*SUPPLIED RECORDS:*
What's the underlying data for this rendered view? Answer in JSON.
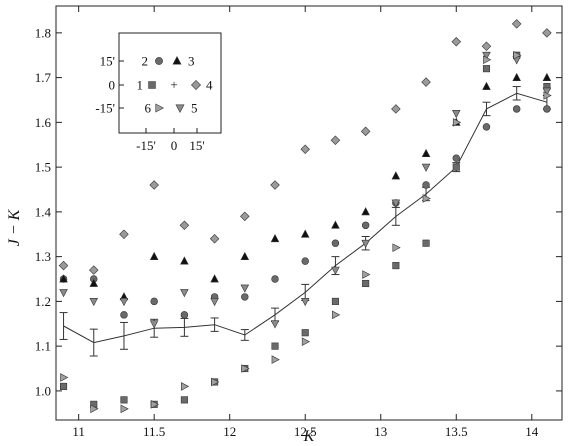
{
  "chart_data": {
    "type": "scatter",
    "xlabel": "K",
    "ylabel": "J − K",
    "xlim": [
      10.85,
      14.2
    ],
    "ylim": [
      0.935,
      1.86
    ],
    "xticks": [
      "11",
      "11.5",
      "12",
      "12.5",
      "13",
      "13.5",
      "14"
    ],
    "yticks": [
      "1.0",
      "1.1",
      "1.2",
      "1.3",
      "1.4",
      "1.5",
      "1.6",
      "1.7",
      "1.8"
    ],
    "grid": false,
    "series": [
      {
        "name": "1",
        "marker": "square",
        "color": "#6a6a6a",
        "x": [
          10.9,
          11.1,
          11.3,
          11.5,
          11.7,
          11.9,
          12.1,
          12.3,
          12.5,
          12.7,
          12.9,
          13.1,
          13.3,
          13.5,
          13.7,
          13.9,
          14.1
        ],
        "y": [
          1.01,
          0.97,
          0.98,
          0.97,
          0.98,
          1.02,
          1.05,
          1.1,
          1.13,
          1.2,
          1.24,
          1.28,
          1.33,
          1.5,
          1.72,
          1.75,
          1.68
        ]
      },
      {
        "name": "2",
        "marker": "circle",
        "color": "#6a6a6a",
        "x": [
          10.9,
          11.1,
          11.3,
          11.5,
          11.7,
          11.9,
          12.1,
          12.3,
          12.5,
          12.7,
          12.9,
          13.1,
          13.3,
          13.5,
          13.7,
          13.9,
          14.1
        ],
        "y": [
          1.25,
          1.25,
          1.17,
          1.2,
          1.17,
          1.21,
          1.21,
          1.25,
          1.29,
          1.33,
          1.37,
          1.42,
          1.46,
          1.52,
          1.59,
          1.63,
          1.63
        ]
      },
      {
        "name": "3",
        "marker": "triangle-up",
        "color": "#111111",
        "x": [
          10.9,
          11.1,
          11.3,
          11.5,
          11.7,
          11.9,
          12.1,
          12.3,
          12.5,
          12.7,
          12.9,
          13.1,
          13.3,
          13.5,
          13.7,
          13.9,
          14.1
        ],
        "y": [
          1.25,
          1.24,
          1.21,
          1.3,
          1.29,
          1.25,
          1.3,
          1.34,
          1.35,
          1.37,
          1.4,
          1.48,
          1.53,
          1.6,
          1.68,
          1.7,
          1.7
        ]
      },
      {
        "name": "4",
        "marker": "diamond",
        "color": "#9a9a9a",
        "x": [
          10.9,
          11.1,
          11.3,
          11.5,
          11.7,
          11.9,
          12.1,
          12.3,
          12.5,
          12.7,
          12.9,
          13.1,
          13.3,
          13.5,
          13.7,
          13.9,
          14.1
        ],
        "y": [
          1.28,
          1.27,
          1.35,
          1.46,
          1.37,
          1.34,
          1.39,
          1.46,
          1.54,
          1.56,
          1.58,
          1.63,
          1.69,
          1.78,
          1.77,
          1.82,
          1.8
        ]
      },
      {
        "name": "5",
        "marker": "triangle-down",
        "color": "#8a8a8a",
        "x": [
          10.9,
          11.1,
          11.3,
          11.5,
          11.7,
          11.9,
          12.1,
          12.3,
          12.5,
          12.7,
          12.9,
          13.1,
          13.3,
          13.5,
          13.7,
          13.9,
          14.1
        ],
        "y": [
          1.22,
          1.2,
          1.2,
          1.15,
          1.22,
          1.2,
          1.23,
          1.15,
          1.2,
          1.27,
          1.33,
          1.42,
          1.5,
          1.62,
          1.75,
          1.74,
          1.67
        ]
      },
      {
        "name": "6",
        "marker": "triangle-right",
        "color": "#a0a0a0",
        "x": [
          10.9,
          11.1,
          11.3,
          11.5,
          11.7,
          11.9,
          12.1,
          12.3,
          12.5,
          12.7,
          12.9,
          13.1,
          13.3,
          13.5,
          13.7,
          13.9,
          14.1
        ],
        "y": [
          1.03,
          0.96,
          0.96,
          0.97,
          1.01,
          1.02,
          1.05,
          1.07,
          1.11,
          1.17,
          1.26,
          1.32,
          1.43,
          1.6,
          1.74,
          1.75,
          1.66
        ]
      }
    ],
    "mean_line": {
      "x": [
        10.9,
        11.1,
        11.3,
        11.5,
        11.7,
        11.9,
        12.1,
        12.3,
        12.5,
        12.7,
        12.9,
        13.1,
        13.3,
        13.5,
        13.7,
        13.9,
        14.1
      ],
      "y": [
        1.145,
        1.108,
        1.123,
        1.14,
        1.142,
        1.148,
        1.125,
        1.17,
        1.22,
        1.28,
        1.33,
        1.39,
        1.44,
        1.5,
        1.63,
        1.665,
        1.645
      ],
      "err": [
        0.03,
        0.03,
        0.03,
        0.02,
        0.02,
        0.015,
        0.012,
        0.015,
        0.018,
        0.02,
        0.015,
        0.02,
        0.015,
        0.01,
        0.015,
        0.015,
        0.015
      ]
    },
    "inset": {
      "xticks": [
        "-15'",
        "0",
        "15'"
      ],
      "yticks": [
        "15'",
        "0",
        "-15'"
      ],
      "center_symbol": "+",
      "fields": [
        {
          "label": "1",
          "marker": "square",
          "color": "#6a6a6a"
        },
        {
          "label": "2",
          "marker": "circle",
          "color": "#6a6a6a"
        },
        {
          "label": "3",
          "marker": "triangle-up",
          "color": "#111111"
        },
        {
          "label": "4",
          "marker": "diamond",
          "color": "#9a9a9a"
        },
        {
          "label": "5",
          "marker": "triangle-down",
          "color": "#8a8a8a"
        },
        {
          "label": "6",
          "marker": "triangle-right",
          "color": "#a0a0a0"
        }
      ]
    }
  }
}
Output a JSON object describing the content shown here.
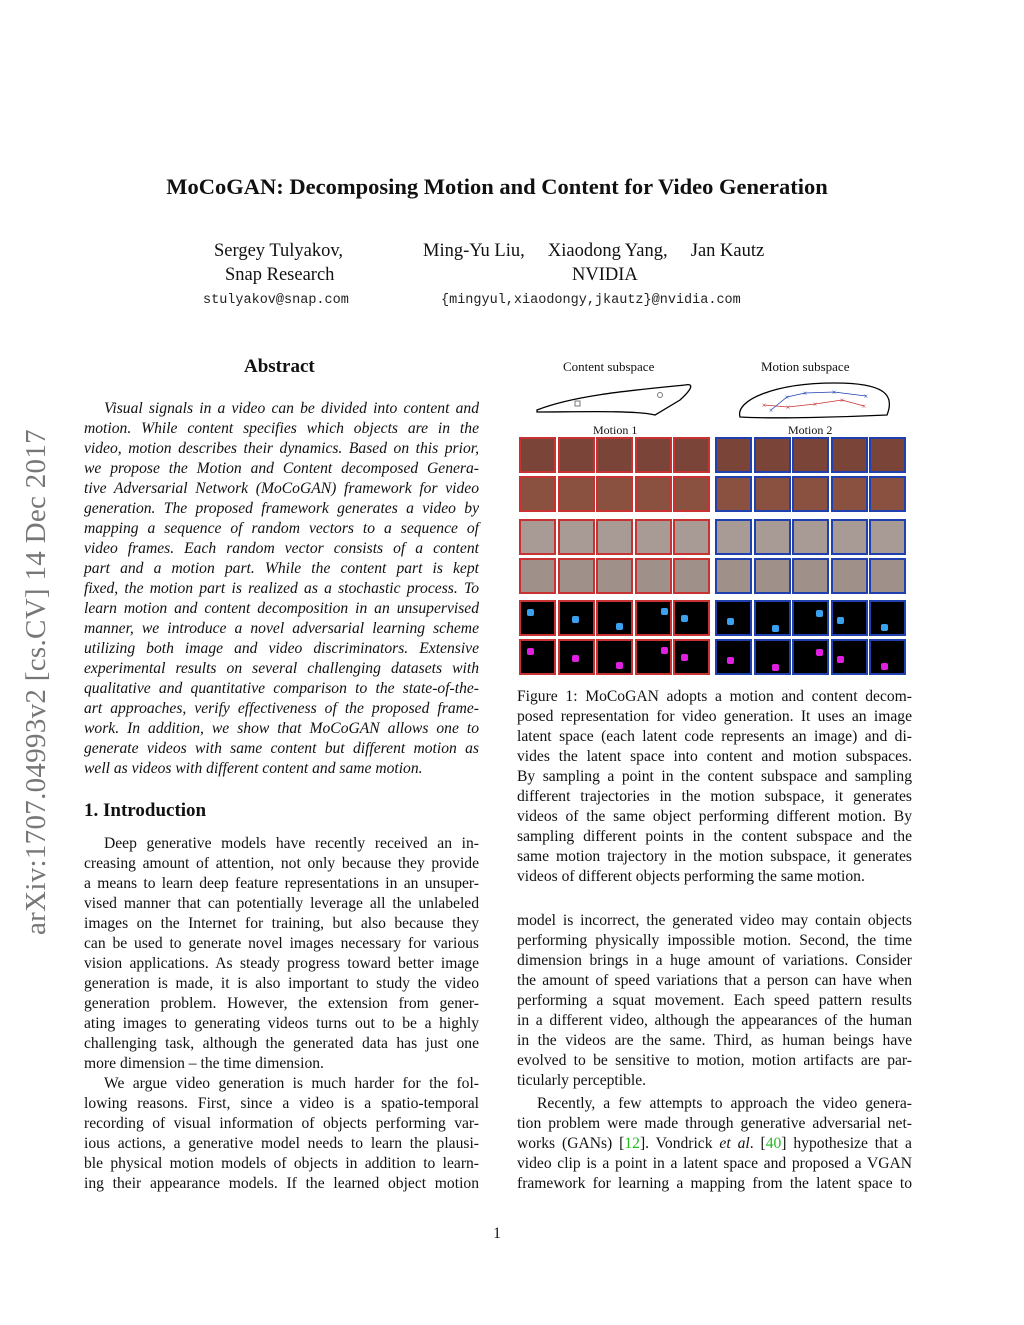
{
  "side_label": "arXiv:1707.04993v2  [cs.CV]  14 Dec 2017",
  "title": "MoCoGAN: Decomposing Motion and Content for Video Generation",
  "authors": {
    "a1_name": "Sergey Tulyakov,",
    "a1_affil": "Snap Research",
    "a1_email": "stulyakov@snap.com",
    "a2_names": "Ming-Yu Liu,     Xiaodong Yang,     Jan Kautz",
    "a2_affil": "NVIDIA",
    "a2_email": "{mingyul,xiaodongy,jkautz}@nvidia.com"
  },
  "abstract": {
    "heading": "Abstract",
    "lines": [
      "Visual signals in a video can be divided into content and",
      "motion.  While content specifies which objects are in the",
      "video, motion describes their dynamics. Based on this prior,",
      "we propose the Motion and Content decomposed Genera-",
      "tive Adversarial Network (MoCoGAN) framework for video",
      "generation. The proposed framework generates a video by",
      "mapping a sequence of random vectors to a sequence of",
      "video frames.  Each random vector consists of a content",
      "part and a motion part.  While the content part is kept",
      "fixed, the motion part is realized as a stochastic process. To",
      "learn motion and content decomposition in an unsupervised",
      "manner, we introduce a novel adversarial learning scheme",
      "utilizing both image and video discriminators.  Extensive",
      "experimental results on several challenging datasets with",
      "qualitative and quantitative comparison to the state-of-the-",
      "art approaches, verify effectiveness of the proposed frame-",
      "work.  In addition, we show that MoCoGAN allows one to",
      "generate videos with same content but different motion as",
      "well as videos with different content and same motion."
    ]
  },
  "intro": {
    "heading": "1. Introduction",
    "para1": [
      "Deep generative models have recently received an in-",
      "creasing amount of attention, not only because they provide",
      "a means to learn deep feature representations in an unsuper-",
      "vised manner that can potentially leverage all the unlabeled",
      "images on the Internet for training, but also because they",
      "can be used to generate novel images necessary for various",
      "vision applications. As steady progress toward better image",
      "generation is made, it is also important to study the video",
      "generation problem.  However, the extension from gener-",
      "ating images to generating videos turns out to be a highly",
      "challenging task, although the generated data has just one",
      "more dimension – the time dimension."
    ],
    "para2": [
      "We argue video generation is much harder for the fol-",
      "lowing reasons.  First, since a video is a spatio-temporal",
      "recording of visual information of objects performing var-",
      "ious actions, a generative model needs to learn the plausi-",
      "ble physical motion models of objects in addition to learn-",
      "ing their appearance models.  If the learned object motion"
    ],
    "para3": [
      "model is incorrect, the generated video may contain objects",
      "performing physically impossible motion. Second, the time",
      "dimension brings in a huge amount of variations.  Consider",
      "the amount of speed variations that a person can have when",
      "performing a squat movement.  Each speed pattern results",
      "in a different video, although the appearances of the human",
      "in the videos are the same.  Third, as human beings have",
      "evolved to be sensitive to motion, motion artifacts are par-",
      "ticularly perceptible."
    ],
    "para4": [
      "Recently, a few attempts to approach the video genera-",
      "tion problem were made through generative adversarial net-",
      [
        {
          "t": "works (GANs) ["
        },
        {
          "t": "12",
          "s": "cite"
        },
        {
          "t": "]. Vondrick "
        },
        {
          "t": "et al",
          "s": "em"
        },
        {
          "t": ". ["
        },
        {
          "t": "40",
          "s": "cite"
        },
        {
          "t": "] hypothesize that a"
        }
      ],
      "video clip is a point in a latent space and proposed a VGAN",
      "framework for learning a mapping from the latent space to"
    ]
  },
  "figure": {
    "content_label": "Content subspace",
    "motion_label": "Motion subspace",
    "motion1_label": "Motion 1",
    "motion2_label": "Motion 2",
    "motion1_color": "#c83232",
    "motion2_color": "#2040b0",
    "caption": [
      "Figure 1:  MoCoGAN adopts a motion and content decom-",
      "posed representation for video generation. It uses an image",
      "latent space (each latent code represents an image) and di-",
      "vides the latent space into content and motion subspaces.",
      "By sampling a point in the content subspace and sampling",
      "different trajectories in the motion subspace, it generates",
      "videos of the same object performing different motion. By",
      "sampling different points in the content subspace and the",
      "same motion trajectory in the motion subspace, it generates",
      "videos of different objects performing the same motion."
    ]
  },
  "page_number": "1"
}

*TASK DESCRIPTION:* Pull out every line above that holds the word "same".

*THE RESULT:*
      "generate videos with same content but different motion as",
      "well as videos with different content and same motion."
      "in the videos are the same.  Third, as human beings have",
      "videos of the same object performing different motion. By",
      "same motion trajectory in the motion subspace, it generates",
      "videos of different objects performing the same motion."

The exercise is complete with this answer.